## BEGIN Listing
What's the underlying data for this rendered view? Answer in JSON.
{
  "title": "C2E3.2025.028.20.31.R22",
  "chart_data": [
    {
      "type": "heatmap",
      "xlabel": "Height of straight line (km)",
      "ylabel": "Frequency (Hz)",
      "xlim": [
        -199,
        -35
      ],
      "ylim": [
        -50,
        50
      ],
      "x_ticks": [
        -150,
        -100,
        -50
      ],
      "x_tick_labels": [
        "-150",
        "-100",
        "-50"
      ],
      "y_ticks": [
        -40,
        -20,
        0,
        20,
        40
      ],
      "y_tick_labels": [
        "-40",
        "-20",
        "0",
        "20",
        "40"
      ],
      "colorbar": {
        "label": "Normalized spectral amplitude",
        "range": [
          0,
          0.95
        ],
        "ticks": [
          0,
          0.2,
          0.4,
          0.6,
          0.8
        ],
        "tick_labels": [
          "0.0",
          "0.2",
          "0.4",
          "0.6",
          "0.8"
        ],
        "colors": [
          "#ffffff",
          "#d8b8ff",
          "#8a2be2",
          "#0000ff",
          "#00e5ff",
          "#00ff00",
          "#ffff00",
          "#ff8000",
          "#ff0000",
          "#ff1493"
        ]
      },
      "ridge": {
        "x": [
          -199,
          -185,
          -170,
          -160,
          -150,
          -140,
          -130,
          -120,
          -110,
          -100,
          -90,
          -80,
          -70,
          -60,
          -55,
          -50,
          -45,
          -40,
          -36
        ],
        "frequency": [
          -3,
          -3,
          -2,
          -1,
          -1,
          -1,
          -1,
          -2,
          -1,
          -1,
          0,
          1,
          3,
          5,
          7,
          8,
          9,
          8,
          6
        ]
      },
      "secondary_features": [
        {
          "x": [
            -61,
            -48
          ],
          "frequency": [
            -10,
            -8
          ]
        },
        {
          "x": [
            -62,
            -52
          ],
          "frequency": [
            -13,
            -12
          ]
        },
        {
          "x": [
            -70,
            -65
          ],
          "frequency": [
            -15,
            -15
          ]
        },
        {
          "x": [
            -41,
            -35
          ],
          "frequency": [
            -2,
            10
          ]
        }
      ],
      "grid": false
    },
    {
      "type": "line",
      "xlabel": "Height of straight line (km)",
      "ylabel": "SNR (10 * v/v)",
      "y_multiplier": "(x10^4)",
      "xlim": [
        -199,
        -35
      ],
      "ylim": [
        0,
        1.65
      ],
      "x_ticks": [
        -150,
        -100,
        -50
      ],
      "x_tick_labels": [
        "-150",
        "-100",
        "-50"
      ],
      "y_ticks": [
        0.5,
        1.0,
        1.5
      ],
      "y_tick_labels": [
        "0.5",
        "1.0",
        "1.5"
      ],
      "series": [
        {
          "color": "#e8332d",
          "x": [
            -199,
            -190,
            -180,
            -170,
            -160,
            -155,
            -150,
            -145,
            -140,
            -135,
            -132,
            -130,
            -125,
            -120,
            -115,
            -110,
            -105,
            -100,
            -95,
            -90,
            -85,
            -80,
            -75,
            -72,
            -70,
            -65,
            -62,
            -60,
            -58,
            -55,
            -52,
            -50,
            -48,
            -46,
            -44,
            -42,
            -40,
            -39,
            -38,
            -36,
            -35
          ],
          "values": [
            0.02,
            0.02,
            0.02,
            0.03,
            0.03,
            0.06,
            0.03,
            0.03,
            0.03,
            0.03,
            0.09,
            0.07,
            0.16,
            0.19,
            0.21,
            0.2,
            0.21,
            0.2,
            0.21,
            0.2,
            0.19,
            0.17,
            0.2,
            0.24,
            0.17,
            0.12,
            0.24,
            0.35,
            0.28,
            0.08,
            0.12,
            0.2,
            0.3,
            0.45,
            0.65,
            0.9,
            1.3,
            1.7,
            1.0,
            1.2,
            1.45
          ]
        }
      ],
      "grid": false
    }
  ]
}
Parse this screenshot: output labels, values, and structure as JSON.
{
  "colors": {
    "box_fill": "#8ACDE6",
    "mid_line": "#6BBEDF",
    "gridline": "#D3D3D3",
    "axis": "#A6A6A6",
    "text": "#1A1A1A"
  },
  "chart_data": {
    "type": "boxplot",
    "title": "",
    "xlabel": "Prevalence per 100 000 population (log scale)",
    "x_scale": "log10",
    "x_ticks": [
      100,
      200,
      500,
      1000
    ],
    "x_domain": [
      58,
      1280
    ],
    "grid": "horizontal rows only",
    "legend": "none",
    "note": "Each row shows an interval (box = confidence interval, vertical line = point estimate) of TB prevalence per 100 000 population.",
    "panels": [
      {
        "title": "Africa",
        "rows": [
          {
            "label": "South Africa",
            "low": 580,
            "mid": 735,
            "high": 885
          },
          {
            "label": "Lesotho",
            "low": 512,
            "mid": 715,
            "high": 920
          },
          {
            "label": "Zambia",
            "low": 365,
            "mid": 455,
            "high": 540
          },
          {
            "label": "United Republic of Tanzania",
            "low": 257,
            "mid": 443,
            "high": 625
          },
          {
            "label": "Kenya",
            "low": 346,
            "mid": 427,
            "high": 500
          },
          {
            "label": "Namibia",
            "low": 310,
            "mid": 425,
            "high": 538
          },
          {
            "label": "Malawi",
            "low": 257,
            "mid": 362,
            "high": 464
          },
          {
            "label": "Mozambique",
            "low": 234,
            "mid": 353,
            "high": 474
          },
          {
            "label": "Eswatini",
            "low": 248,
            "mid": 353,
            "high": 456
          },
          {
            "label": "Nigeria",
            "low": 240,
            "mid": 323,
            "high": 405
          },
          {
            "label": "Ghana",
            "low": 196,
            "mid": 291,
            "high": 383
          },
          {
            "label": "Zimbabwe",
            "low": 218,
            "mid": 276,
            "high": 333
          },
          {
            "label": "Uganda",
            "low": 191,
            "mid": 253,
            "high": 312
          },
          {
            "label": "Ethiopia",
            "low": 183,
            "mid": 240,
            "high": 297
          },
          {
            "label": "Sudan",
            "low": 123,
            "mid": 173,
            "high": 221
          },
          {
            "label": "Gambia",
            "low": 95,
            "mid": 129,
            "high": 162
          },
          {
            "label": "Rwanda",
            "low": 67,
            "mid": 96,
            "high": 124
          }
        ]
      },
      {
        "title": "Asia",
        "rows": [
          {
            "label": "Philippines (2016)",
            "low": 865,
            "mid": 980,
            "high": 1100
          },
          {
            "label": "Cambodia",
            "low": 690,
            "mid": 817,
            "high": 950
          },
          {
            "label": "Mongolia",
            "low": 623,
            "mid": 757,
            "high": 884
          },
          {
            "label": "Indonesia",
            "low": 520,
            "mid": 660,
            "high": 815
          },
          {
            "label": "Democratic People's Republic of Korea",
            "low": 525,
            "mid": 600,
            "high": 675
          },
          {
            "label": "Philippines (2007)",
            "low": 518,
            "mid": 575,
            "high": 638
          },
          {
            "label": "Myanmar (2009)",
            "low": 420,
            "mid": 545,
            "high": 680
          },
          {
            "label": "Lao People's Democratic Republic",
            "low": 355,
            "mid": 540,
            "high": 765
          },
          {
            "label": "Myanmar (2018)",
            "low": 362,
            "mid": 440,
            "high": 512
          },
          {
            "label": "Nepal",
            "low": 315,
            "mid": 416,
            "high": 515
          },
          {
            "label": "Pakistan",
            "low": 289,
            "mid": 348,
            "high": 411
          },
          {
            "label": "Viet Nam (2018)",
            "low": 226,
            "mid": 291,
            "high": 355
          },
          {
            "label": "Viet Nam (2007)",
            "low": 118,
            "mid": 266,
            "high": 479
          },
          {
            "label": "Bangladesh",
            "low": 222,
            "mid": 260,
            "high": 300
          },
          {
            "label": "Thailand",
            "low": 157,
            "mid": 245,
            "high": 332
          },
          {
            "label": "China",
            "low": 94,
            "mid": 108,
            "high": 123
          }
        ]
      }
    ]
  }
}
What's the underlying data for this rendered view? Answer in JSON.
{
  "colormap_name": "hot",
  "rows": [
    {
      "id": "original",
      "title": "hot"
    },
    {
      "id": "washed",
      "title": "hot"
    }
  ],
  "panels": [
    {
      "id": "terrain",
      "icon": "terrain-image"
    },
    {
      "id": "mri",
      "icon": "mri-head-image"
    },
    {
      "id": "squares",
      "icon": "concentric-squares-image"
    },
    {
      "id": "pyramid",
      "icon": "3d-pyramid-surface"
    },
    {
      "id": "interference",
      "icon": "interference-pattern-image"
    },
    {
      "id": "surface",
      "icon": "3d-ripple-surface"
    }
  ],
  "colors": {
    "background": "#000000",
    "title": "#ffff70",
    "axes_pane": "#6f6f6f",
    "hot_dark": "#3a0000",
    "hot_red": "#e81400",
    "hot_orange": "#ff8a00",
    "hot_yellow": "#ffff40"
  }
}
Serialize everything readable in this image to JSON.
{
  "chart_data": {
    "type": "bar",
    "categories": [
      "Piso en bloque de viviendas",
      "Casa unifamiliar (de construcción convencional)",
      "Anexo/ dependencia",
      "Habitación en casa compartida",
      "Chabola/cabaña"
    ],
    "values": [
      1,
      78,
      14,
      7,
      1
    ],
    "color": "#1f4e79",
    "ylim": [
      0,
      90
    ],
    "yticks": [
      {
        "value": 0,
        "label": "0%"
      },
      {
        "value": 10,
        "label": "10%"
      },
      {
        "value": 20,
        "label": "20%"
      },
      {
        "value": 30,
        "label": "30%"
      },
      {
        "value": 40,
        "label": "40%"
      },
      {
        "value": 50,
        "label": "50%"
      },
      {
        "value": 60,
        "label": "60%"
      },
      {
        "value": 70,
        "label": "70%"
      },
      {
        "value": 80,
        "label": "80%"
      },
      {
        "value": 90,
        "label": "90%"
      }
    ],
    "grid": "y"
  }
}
## END Listing
Look through the material above and pick out each line holding the word "People".

            "label": "Democratic People's Republic of Korea",
            "label": "Lao People's Democratic Republic",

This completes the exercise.